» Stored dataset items
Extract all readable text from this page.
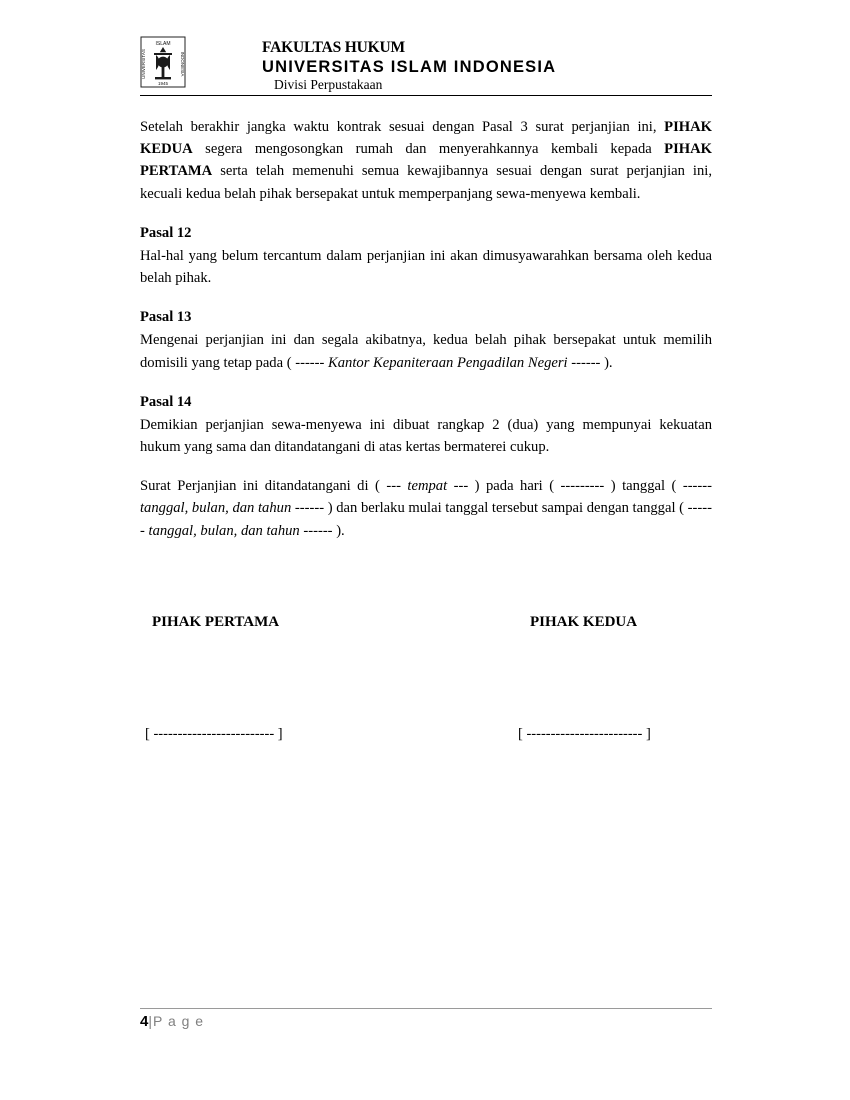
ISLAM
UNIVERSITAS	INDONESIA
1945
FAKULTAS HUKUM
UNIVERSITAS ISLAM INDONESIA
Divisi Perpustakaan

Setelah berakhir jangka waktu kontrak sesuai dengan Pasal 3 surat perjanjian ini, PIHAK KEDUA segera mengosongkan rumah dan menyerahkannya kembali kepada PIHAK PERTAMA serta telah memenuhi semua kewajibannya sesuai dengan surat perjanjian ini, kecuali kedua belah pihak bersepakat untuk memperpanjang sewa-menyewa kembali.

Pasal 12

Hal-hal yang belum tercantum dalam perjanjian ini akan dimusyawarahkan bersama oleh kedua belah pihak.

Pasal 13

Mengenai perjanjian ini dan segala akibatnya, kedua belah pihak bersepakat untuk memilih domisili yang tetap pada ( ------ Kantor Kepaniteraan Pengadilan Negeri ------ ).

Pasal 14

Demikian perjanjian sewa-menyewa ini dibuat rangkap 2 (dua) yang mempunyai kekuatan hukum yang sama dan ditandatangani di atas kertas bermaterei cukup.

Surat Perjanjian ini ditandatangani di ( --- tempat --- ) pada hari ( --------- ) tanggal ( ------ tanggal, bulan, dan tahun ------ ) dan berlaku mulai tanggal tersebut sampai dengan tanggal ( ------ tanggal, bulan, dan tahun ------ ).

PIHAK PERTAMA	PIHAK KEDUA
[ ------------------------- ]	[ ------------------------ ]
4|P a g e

» TASK INSTRUCTIONS
Every line above should be returned word for word, with the pictures left behind.

» REPLY
Extract all readable text from this page.
ISLAM
UNIVERSITAS	INDONESIA
1945
FAKULTAS HUKUM
UNIVERSITAS ISLAM INDONESIA
Divisi Perpustakaan

Setelah berakhir jangka waktu kontrak sesuai dengan Pasal 3 surat perjanjian ini, PIHAK KEDUA segera mengosongkan rumah dan menyerahkannya kembali kepada PIHAK PERTAMA serta telah memenuhi semua kewajibannya sesuai dengan surat perjanjian ini, kecuali kedua belah pihak bersepakat untuk memperpanjang sewa-menyewa kembali.

Pasal 12

Hal-hal yang belum tercantum dalam perjanjian ini akan dimusyawarahkan bersama oleh kedua belah pihak.

Pasal 13

Mengenai perjanjian ini dan segala akibatnya, kedua belah pihak bersepakat untuk memilih domisili yang tetap pada ( ------ Kantor Kepaniteraan Pengadilan Negeri ------ ).

Pasal 14

Demikian perjanjian sewa-menyewa ini dibuat rangkap 2 (dua) yang mempunyai kekuatan hukum yang sama dan ditandatangani di atas kertas bermaterei cukup.

Surat Perjanjian ini ditandatangani di ( --- tempat --- ) pada hari ( --------- ) tanggal ( ------ tanggal, bulan, dan tahun ------ ) dan berlaku mulai tanggal tersebut sampai dengan tanggal ( ------ tanggal, bulan, dan tahun ------ ).

PIHAK PERTAMA	PIHAK KEDUA
[ ------------------------- ]	[ ------------------------ ]
4|P a g e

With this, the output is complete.